───── Available records

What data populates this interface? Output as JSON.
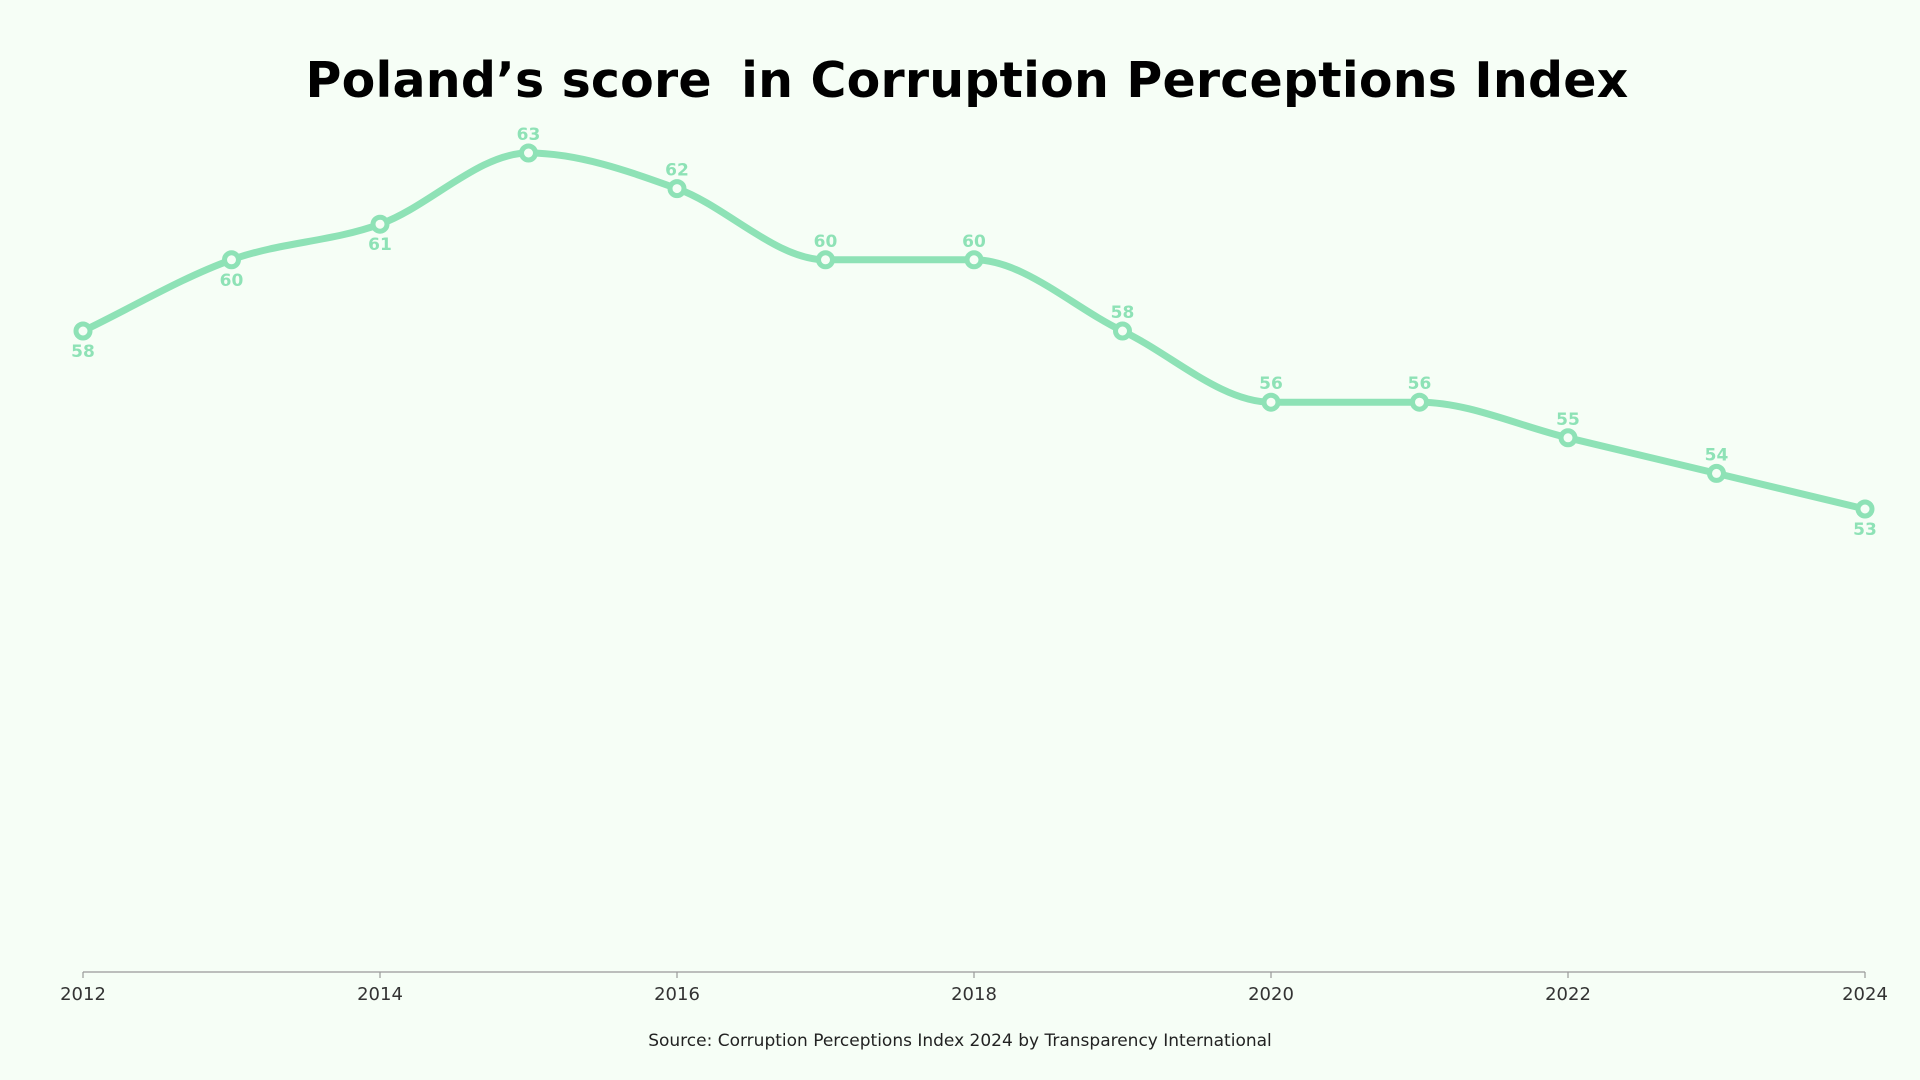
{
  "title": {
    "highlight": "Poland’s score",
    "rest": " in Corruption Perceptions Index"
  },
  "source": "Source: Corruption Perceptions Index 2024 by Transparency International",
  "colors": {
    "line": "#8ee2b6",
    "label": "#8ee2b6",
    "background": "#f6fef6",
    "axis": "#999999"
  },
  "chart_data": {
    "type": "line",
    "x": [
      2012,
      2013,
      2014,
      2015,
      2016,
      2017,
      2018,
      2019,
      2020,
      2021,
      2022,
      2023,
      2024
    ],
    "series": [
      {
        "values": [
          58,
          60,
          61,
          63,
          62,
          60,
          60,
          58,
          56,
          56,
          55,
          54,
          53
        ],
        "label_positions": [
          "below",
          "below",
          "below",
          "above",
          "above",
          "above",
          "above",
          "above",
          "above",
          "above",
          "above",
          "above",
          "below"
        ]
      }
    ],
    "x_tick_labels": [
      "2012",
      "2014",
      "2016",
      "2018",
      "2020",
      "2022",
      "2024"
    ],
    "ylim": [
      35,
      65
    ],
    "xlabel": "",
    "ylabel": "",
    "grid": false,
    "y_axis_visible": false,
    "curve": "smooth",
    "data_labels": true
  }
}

──────────

- **Task directions**: Leave every image out, and retype the material exactly.

- **Finished answer**:
What data populates this interface? Output as JSON.
{
  "title": {
    "highlight": "Poland’s score",
    "rest": " in Corruption Perceptions Index"
  },
  "source": "Source: Corruption Perceptions Index 2024 by Transparency International",
  "colors": {
    "line": "#8ee2b6",
    "label": "#8ee2b6",
    "background": "#f6fef6",
    "axis": "#999999"
  },
  "chart_data": {
    "type": "line",
    "x": [
      2012,
      2013,
      2014,
      2015,
      2016,
      2017,
      2018,
      2019,
      2020,
      2021,
      2022,
      2023,
      2024
    ],
    "series": [
      {
        "values": [
          58,
          60,
          61,
          63,
          62,
          60,
          60,
          58,
          56,
          56,
          55,
          54,
          53
        ],
        "label_positions": [
          "below",
          "below",
          "below",
          "above",
          "above",
          "above",
          "above",
          "above",
          "above",
          "above",
          "above",
          "above",
          "below"
        ]
      }
    ],
    "x_tick_labels": [
      "2012",
      "2014",
      "2016",
      "2018",
      "2020",
      "2022",
      "2024"
    ],
    "ylim": [
      35,
      65
    ],
    "xlabel": "",
    "ylabel": "",
    "grid": false,
    "y_axis_visible": false,
    "curve": "smooth",
    "data_labels": true
  }
}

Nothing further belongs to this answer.